Problem details =
Copy out all the entries word for word.

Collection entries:

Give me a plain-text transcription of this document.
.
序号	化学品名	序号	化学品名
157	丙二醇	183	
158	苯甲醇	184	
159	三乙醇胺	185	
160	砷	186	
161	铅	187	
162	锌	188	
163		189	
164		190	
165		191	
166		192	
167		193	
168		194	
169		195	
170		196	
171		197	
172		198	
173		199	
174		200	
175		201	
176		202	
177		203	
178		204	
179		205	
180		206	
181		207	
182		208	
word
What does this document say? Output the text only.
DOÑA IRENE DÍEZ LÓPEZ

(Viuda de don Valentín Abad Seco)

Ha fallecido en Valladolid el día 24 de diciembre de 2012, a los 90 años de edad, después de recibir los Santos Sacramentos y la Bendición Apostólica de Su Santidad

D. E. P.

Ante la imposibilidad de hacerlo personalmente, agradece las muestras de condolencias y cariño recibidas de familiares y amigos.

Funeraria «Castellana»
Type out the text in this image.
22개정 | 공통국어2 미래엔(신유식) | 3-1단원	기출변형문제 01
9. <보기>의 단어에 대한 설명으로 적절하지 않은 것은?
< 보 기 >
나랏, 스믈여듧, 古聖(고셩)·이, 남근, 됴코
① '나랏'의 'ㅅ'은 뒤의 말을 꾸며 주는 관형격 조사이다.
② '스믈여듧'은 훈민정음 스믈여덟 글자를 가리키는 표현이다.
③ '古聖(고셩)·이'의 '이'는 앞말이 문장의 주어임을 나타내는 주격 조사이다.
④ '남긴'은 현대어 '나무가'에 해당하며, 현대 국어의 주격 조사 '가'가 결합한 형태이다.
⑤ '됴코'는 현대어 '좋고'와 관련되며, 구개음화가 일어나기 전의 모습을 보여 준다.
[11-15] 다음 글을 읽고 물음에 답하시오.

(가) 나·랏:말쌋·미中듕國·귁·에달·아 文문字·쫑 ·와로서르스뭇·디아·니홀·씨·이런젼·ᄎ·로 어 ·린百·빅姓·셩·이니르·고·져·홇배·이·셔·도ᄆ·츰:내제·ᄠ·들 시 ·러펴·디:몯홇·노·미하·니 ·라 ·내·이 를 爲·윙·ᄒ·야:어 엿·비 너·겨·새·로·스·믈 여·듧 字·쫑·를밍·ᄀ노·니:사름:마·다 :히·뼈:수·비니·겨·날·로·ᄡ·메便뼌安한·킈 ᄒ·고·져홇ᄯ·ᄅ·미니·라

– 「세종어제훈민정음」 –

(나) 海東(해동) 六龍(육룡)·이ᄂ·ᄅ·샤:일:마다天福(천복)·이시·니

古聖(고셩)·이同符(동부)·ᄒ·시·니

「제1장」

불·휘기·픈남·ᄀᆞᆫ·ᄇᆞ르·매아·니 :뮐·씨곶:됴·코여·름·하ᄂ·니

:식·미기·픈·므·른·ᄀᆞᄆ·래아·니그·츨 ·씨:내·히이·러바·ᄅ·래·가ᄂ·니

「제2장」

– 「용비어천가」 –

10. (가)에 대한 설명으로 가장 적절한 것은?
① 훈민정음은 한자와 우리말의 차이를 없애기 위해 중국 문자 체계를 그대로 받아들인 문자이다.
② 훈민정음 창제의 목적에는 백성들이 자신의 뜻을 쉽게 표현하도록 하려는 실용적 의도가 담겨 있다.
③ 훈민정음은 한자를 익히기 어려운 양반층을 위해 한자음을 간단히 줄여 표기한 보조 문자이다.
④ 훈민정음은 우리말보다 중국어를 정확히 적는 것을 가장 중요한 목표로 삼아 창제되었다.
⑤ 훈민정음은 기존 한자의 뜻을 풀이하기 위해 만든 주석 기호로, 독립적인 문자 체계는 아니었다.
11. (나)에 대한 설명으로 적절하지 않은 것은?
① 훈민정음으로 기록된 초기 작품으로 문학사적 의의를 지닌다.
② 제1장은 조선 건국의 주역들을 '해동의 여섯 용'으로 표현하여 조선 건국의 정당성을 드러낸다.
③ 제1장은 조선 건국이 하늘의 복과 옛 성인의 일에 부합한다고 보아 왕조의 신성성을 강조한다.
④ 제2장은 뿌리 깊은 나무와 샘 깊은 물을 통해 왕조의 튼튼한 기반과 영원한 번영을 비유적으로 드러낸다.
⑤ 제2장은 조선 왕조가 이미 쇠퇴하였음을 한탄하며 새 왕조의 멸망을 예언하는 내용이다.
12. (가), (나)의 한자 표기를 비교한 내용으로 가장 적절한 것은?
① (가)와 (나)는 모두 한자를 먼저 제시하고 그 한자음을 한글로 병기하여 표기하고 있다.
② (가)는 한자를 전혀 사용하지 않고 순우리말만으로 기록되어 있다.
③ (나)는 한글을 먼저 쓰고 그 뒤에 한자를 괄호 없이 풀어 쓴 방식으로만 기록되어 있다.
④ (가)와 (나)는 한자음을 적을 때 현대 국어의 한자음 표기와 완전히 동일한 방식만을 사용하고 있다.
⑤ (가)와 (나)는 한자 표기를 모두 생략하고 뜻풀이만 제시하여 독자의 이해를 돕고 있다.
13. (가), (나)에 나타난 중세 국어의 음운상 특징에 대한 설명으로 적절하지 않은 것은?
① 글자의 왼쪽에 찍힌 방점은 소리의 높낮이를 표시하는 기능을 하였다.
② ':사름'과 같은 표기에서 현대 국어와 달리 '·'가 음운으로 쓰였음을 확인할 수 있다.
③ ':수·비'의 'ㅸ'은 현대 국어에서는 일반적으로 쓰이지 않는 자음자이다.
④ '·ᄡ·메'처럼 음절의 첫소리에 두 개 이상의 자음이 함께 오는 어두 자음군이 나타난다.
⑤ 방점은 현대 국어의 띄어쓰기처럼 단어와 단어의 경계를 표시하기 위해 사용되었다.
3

The solution =
Give me a plain-text transcription of this document.
.
序号	化学品名	序号	化学品名
157	丙二醇	183	
158	苯甲醇	184	
159	三乙醇胺	185	
160	砷	186	
161	铅	187	
162	锌	188	
163		189	
164		190	
165		191	
166		192	
167		193	
168		194	
169		195	
170		196	
171		197	
172		198	
173		199	
174		200	
175		201	
176		202	
177		203	
178		204	
179		205	
180		206	
181		207	
182		208	
word
What does this document say? Output the text only.
DOÑA IRENE DÍEZ LÓPEZ

(Viuda de don Valentín Abad Seco)

Ha fallecido en Valladolid el día 24 de diciembre de 2012, a los 90 años de edad, después de recibir los Santos Sacramentos y la Bendición Apostólica de Su Santidad

D. E. P.

Ante la imposibilidad de hacerlo personalmente, agradece las muestras de condolencias y cariño recibidas de familiares y amigos.

Funeraria «Castellana»
Type out the text in this image.
22개정 | 공통국어2 미래엔(신유식) | 3-1단원	기출변형문제 01
9. <보기>의 단어에 대한 설명으로 적절하지 않은 것은?
< 보 기 >
나랏, 스믈여듧, 古聖(고셩)·이, 남근, 됴코
① '나랏'의 'ㅅ'은 뒤의 말을 꾸며 주는 관형격 조사이다.
② '스믈여듧'은 훈민정음 스믈여덟 글자를 가리키는 표현이다.
③ '古聖(고셩)·이'의 '이'는 앞말이 문장의 주어임을 나타내는 주격 조사이다.
④ '남긴'은 현대어 '나무가'에 해당하며, 현대 국어의 주격 조사 '가'가 결합한 형태이다.
⑤ '됴코'는 현대어 '좋고'와 관련되며, 구개음화가 일어나기 전의 모습을 보여 준다.
[11-15] 다음 글을 읽고 물음에 답하시오.

(가) 나·랏:말쌋·미中듕國·귁·에달·아 文문字·쫑 ·와로서르스뭇·디아·니홀·씨·이런젼·ᄎ·로 어 ·린百·빅姓·셩·이니르·고·져·홇배·이·셔·도ᄆ·츰:내제·ᄠ·들 시 ·러펴·디:몯홇·노·미하·니 ·라 ·내·이 를 爲·윙·ᄒ·야:어 엿·비 너·겨·새·로·스·믈 여·듧 字·쫑·를밍·ᄀ노·니:사름:마·다 :히·뼈:수·비니·겨·날·로·ᄡ·메便뼌安한·킈 ᄒ·고·져홇ᄯ·ᄅ·미니·라

– 「세종어제훈민정음」 –

(나) 海東(해동) 六龍(육룡)·이ᄂ·ᄅ·샤:일:마다天福(천복)·이시·니

古聖(고셩)·이同符(동부)·ᄒ·시·니

「제1장」

불·휘기·픈남·ᄀᆞᆫ·ᄇᆞ르·매아·니 :뮐·씨곶:됴·코여·름·하ᄂ·니

:식·미기·픈·므·른·ᄀᆞᄆ·래아·니그·츨 ·씨:내·히이·러바·ᄅ·래·가ᄂ·니

「제2장」

– 「용비어천가」 –

10. (가)에 대한 설명으로 가장 적절한 것은?
① 훈민정음은 한자와 우리말의 차이를 없애기 위해 중국 문자 체계를 그대로 받아들인 문자이다.
② 훈민정음 창제의 목적에는 백성들이 자신의 뜻을 쉽게 표현하도록 하려는 실용적 의도가 담겨 있다.
③ 훈민정음은 한자를 익히기 어려운 양반층을 위해 한자음을 간단히 줄여 표기한 보조 문자이다.
④ 훈민정음은 우리말보다 중국어를 정확히 적는 것을 가장 중요한 목표로 삼아 창제되었다.
⑤ 훈민정음은 기존 한자의 뜻을 풀이하기 위해 만든 주석 기호로, 독립적인 문자 체계는 아니었다.
11. (나)에 대한 설명으로 적절하지 않은 것은?
① 훈민정음으로 기록된 초기 작품으로 문학사적 의의를 지닌다.
② 제1장은 조선 건국의 주역들을 '해동의 여섯 용'으로 표현하여 조선 건국의 정당성을 드러낸다.
③ 제1장은 조선 건국이 하늘의 복과 옛 성인의 일에 부합한다고 보아 왕조의 신성성을 강조한다.
④ 제2장은 뿌리 깊은 나무와 샘 깊은 물을 통해 왕조의 튼튼한 기반과 영원한 번영을 비유적으로 드러낸다.
⑤ 제2장은 조선 왕조가 이미 쇠퇴하였음을 한탄하며 새 왕조의 멸망을 예언하는 내용이다.
12. (가), (나)의 한자 표기를 비교한 내용으로 가장 적절한 것은?
① (가)와 (나)는 모두 한자를 먼저 제시하고 그 한자음을 한글로 병기하여 표기하고 있다.
② (가)는 한자를 전혀 사용하지 않고 순우리말만으로 기록되어 있다.
③ (나)는 한글을 먼저 쓰고 그 뒤에 한자를 괄호 없이 풀어 쓴 방식으로만 기록되어 있다.
④ (가)와 (나)는 한자음을 적을 때 현대 국어의 한자음 표기와 완전히 동일한 방식만을 사용하고 있다.
⑤ (가)와 (나)는 한자 표기를 모두 생략하고 뜻풀이만 제시하여 독자의 이해를 돕고 있다.
13. (가), (나)에 나타난 중세 국어의 음운상 특징에 대한 설명으로 적절하지 않은 것은?
① 글자의 왼쪽에 찍힌 방점은 소리의 높낮이를 표시하는 기능을 하였다.
② ':사름'과 같은 표기에서 현대 국어와 달리 '·'가 음운으로 쓰였음을 확인할 수 있다.
③ ':수·비'의 'ㅸ'은 현대 국어에서는 일반적으로 쓰이지 않는 자음자이다.
④ '·ᄡ·메'처럼 음절의 첫소리에 두 개 이상의 자음이 함께 오는 어두 자음군이 나타난다.
⑤ 방점은 현대 국어의 띄어쓰기처럼 단어와 단어의 경계를 표시하기 위해 사용되었다.
3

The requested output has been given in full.